WRITTEN EXERCISE> Count the lines below that contain the word "MCKINSEY", and give only that number.

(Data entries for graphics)
===

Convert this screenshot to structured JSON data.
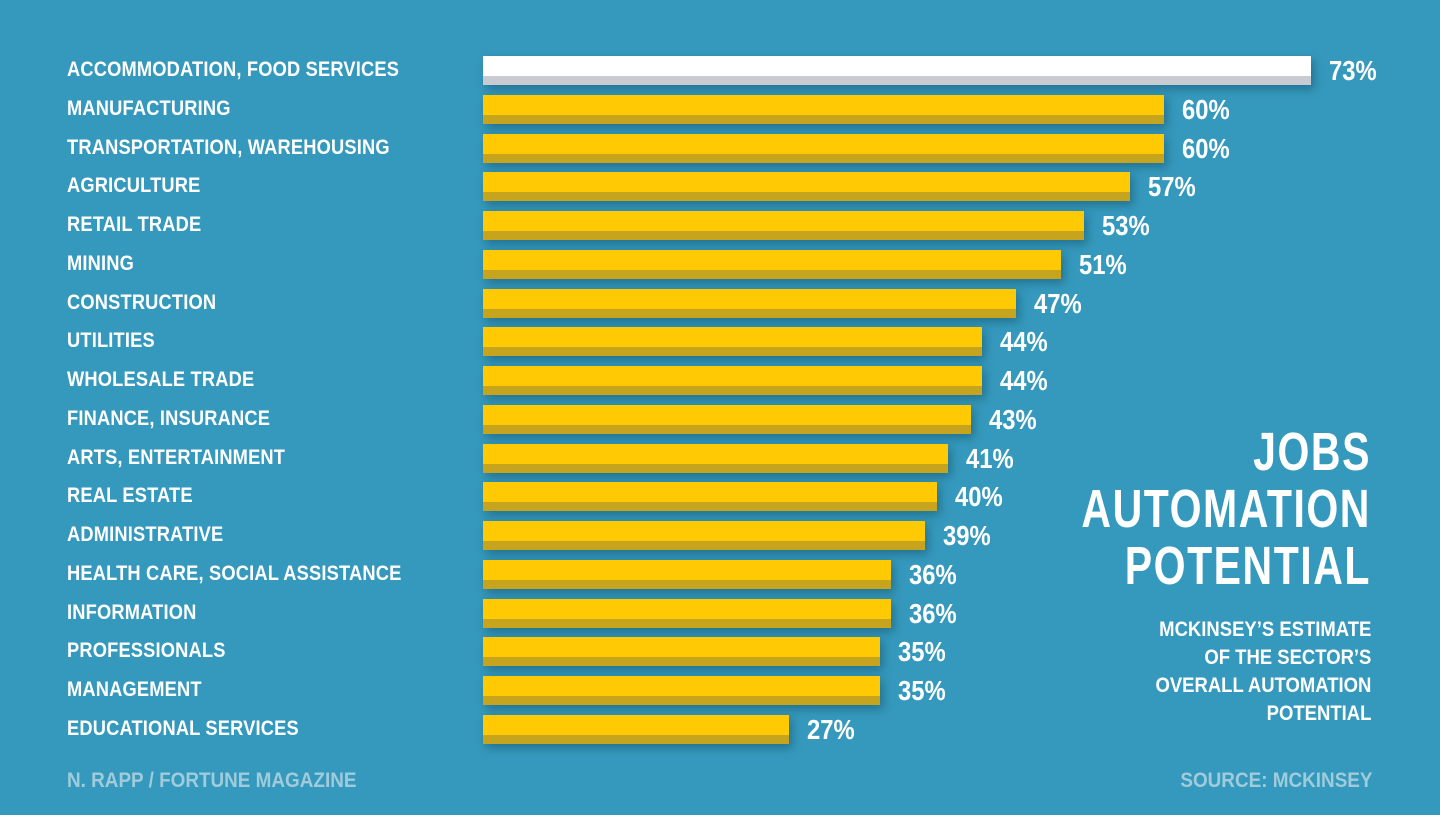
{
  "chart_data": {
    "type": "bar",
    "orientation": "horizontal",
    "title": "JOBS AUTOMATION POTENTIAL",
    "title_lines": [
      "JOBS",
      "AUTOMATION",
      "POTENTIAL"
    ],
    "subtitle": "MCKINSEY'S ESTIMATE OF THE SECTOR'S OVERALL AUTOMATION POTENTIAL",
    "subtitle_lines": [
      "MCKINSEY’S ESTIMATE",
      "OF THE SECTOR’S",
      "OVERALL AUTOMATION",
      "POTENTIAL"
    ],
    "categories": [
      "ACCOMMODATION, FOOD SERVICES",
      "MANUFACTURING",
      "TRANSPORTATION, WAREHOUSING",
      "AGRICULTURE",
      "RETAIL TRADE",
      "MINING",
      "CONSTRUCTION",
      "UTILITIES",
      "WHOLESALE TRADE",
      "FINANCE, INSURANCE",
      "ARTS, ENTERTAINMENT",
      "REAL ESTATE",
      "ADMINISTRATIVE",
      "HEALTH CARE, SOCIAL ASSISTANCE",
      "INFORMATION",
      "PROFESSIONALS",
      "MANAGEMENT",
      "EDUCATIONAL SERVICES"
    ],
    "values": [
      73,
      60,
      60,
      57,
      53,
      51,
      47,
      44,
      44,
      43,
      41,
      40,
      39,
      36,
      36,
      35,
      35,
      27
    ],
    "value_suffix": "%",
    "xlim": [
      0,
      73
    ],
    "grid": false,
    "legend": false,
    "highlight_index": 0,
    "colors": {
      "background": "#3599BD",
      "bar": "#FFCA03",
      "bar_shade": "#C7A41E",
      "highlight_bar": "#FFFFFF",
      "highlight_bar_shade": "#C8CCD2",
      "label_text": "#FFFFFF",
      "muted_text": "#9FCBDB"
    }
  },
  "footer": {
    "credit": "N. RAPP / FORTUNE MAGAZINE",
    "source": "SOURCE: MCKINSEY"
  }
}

===

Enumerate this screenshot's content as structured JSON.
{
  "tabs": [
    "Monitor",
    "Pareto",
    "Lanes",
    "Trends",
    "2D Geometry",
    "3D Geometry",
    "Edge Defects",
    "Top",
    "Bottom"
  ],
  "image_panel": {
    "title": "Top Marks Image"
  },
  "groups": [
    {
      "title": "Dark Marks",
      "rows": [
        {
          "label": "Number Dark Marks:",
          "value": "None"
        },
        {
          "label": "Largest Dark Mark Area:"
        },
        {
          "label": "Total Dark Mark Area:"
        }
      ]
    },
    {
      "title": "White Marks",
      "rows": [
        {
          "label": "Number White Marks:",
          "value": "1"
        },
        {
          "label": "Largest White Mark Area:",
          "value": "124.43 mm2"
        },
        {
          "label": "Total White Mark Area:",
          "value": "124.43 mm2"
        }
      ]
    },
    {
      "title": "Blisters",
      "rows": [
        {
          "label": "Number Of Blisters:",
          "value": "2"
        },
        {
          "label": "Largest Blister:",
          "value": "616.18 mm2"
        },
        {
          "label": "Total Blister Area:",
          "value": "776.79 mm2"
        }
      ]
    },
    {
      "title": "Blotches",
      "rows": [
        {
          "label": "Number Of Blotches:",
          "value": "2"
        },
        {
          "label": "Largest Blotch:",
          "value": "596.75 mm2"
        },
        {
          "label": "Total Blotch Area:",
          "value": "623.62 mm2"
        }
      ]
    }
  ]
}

===

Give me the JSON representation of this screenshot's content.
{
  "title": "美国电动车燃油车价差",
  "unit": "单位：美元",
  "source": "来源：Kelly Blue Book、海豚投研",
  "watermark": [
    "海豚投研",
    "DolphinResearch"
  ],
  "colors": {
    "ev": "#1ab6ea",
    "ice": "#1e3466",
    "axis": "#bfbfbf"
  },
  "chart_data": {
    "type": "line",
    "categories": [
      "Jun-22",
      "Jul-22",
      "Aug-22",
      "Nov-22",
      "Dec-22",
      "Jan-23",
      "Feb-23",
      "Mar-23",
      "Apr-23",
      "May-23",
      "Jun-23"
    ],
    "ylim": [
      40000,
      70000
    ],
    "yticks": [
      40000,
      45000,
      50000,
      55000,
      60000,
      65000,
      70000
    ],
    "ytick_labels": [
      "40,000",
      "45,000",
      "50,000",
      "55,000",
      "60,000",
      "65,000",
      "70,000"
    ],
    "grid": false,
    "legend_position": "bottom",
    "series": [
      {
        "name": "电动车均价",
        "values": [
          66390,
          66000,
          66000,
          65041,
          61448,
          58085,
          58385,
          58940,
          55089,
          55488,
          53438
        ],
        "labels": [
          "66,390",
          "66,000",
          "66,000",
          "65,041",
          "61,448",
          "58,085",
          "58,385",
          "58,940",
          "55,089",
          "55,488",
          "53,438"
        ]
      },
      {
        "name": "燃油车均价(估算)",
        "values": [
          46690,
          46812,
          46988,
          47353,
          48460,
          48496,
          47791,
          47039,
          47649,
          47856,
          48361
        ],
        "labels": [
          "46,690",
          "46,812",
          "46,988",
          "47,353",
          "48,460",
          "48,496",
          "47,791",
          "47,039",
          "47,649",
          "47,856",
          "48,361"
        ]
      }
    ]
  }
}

===

EXPECTED OUTPUT> 3